* begin DATA ENTRIES *

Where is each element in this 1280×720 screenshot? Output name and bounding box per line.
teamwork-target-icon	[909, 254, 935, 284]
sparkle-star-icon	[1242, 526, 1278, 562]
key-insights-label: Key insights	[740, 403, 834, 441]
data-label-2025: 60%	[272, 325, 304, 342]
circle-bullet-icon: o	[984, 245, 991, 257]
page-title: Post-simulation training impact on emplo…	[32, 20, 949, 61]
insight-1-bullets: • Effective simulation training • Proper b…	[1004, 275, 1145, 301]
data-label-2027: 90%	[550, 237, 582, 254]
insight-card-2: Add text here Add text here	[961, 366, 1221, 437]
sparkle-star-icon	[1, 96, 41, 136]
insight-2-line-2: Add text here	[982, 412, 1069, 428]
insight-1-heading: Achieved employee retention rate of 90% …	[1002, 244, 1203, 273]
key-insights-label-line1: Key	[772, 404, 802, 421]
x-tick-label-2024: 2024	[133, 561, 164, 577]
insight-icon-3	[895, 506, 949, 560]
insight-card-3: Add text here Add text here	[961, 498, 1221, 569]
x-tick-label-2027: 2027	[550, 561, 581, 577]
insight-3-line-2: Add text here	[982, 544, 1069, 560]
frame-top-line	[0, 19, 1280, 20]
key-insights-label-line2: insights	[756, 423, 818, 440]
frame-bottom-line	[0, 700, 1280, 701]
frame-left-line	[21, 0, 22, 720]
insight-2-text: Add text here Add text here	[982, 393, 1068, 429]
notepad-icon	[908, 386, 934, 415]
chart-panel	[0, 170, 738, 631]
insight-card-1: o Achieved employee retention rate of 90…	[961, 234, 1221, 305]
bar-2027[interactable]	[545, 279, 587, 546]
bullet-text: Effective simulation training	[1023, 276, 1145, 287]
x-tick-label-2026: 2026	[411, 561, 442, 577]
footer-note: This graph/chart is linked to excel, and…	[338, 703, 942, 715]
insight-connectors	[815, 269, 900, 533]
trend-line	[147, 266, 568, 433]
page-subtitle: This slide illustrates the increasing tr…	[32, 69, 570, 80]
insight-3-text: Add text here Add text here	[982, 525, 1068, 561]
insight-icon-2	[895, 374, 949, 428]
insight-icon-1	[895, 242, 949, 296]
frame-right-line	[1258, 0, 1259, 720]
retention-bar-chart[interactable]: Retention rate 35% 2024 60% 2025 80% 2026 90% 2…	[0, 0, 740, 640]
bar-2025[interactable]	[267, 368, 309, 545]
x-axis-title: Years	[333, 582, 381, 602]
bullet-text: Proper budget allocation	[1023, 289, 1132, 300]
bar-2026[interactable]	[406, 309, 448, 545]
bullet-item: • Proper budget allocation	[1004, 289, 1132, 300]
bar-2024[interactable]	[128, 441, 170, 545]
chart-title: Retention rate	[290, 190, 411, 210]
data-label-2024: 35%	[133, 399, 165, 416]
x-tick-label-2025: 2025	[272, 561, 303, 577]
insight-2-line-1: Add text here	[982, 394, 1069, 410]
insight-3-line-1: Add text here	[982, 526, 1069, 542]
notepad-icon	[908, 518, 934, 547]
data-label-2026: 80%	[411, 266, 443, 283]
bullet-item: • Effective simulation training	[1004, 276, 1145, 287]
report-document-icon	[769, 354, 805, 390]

* end DATA ENTRIES *

▶ _WHAT IS REQUIRED_:
Can you copy all of the material above, line by line and without changing a single character?

▶ _RESPONSE TO THIS EXERCISE_:
Where is each element in this 1280×720 screenshot? Output name and bounding box per line.
teamwork-target-icon	[909, 254, 935, 284]
sparkle-star-icon	[1242, 526, 1278, 562]
key-insights-label: Key insights	[740, 403, 834, 441]
data-label-2025: 60%	[272, 325, 304, 342]
circle-bullet-icon: o	[984, 245, 991, 257]
page-title: Post-simulation training impact on emplo…	[32, 20, 949, 61]
insight-1-bullets: • Effective simulation training • Proper b…	[1004, 275, 1145, 301]
data-label-2027: 90%	[550, 237, 582, 254]
insight-card-2: Add text here Add text here	[961, 366, 1221, 437]
sparkle-star-icon	[1, 96, 41, 136]
insight-2-line-2: Add text here	[982, 412, 1069, 428]
insight-1-heading: Achieved employee retention rate of 90% …	[1002, 244, 1203, 273]
key-insights-label-line1: Key	[772, 404, 802, 421]
x-tick-label-2024: 2024	[133, 561, 164, 577]
insight-icon-3	[895, 506, 949, 560]
insight-card-3: Add text here Add text here	[961, 498, 1221, 569]
x-tick-label-2027: 2027	[550, 561, 581, 577]
insight-3-line-2: Add text here	[982, 544, 1069, 560]
frame-top-line	[0, 19, 1280, 20]
key-insights-label-line2: insights	[756, 423, 818, 440]
frame-bottom-line	[0, 700, 1280, 701]
frame-left-line	[21, 0, 22, 720]
insight-2-text: Add text here Add text here	[982, 393, 1068, 429]
notepad-icon	[908, 386, 934, 415]
chart-panel	[0, 170, 738, 631]
insight-card-1: o Achieved employee retention rate of 90…	[961, 234, 1221, 305]
bar-2027[interactable]	[545, 279, 587, 546]
bullet-text: Effective simulation training	[1023, 276, 1145, 287]
x-tick-label-2026: 2026	[411, 561, 442, 577]
footer-note: This graph/chart is linked to excel, and…	[338, 703, 942, 715]
insight-connectors	[815, 269, 900, 533]
trend-line	[147, 266, 568, 433]
page-subtitle: This slide illustrates the increasing tr…	[32, 69, 570, 80]
insight-3-text: Add text here Add text here	[982, 525, 1068, 561]
insight-icon-2	[895, 374, 949, 428]
insight-icon-1	[895, 242, 949, 296]
frame-right-line	[1258, 0, 1259, 720]
retention-bar-chart[interactable]: Retention rate 35% 2024 60% 2025 80% 2026 90% 2…	[0, 0, 740, 640]
bar-2025[interactable]	[267, 368, 309, 545]
x-axis-title: Years	[333, 582, 381, 602]
bullet-text: Proper budget allocation	[1023, 289, 1132, 300]
bar-2026[interactable]	[406, 309, 448, 545]
bullet-item: • Proper budget allocation	[1004, 289, 1132, 300]
bar-2024[interactable]	[128, 441, 170, 545]
chart-title: Retention rate	[290, 190, 411, 210]
data-label-2024: 35%	[133, 399, 165, 416]
x-tick-label-2025: 2025	[272, 561, 303, 577]
insight-2-line-1: Add text here	[982, 394, 1069, 410]
insight-3-line-1: Add text here	[982, 526, 1069, 542]
notepad-icon	[908, 518, 934, 547]
data-label-2026: 80%	[411, 266, 443, 283]
bullet-item: • Effective simulation training	[1004, 276, 1145, 287]
report-document-icon	[769, 354, 805, 390]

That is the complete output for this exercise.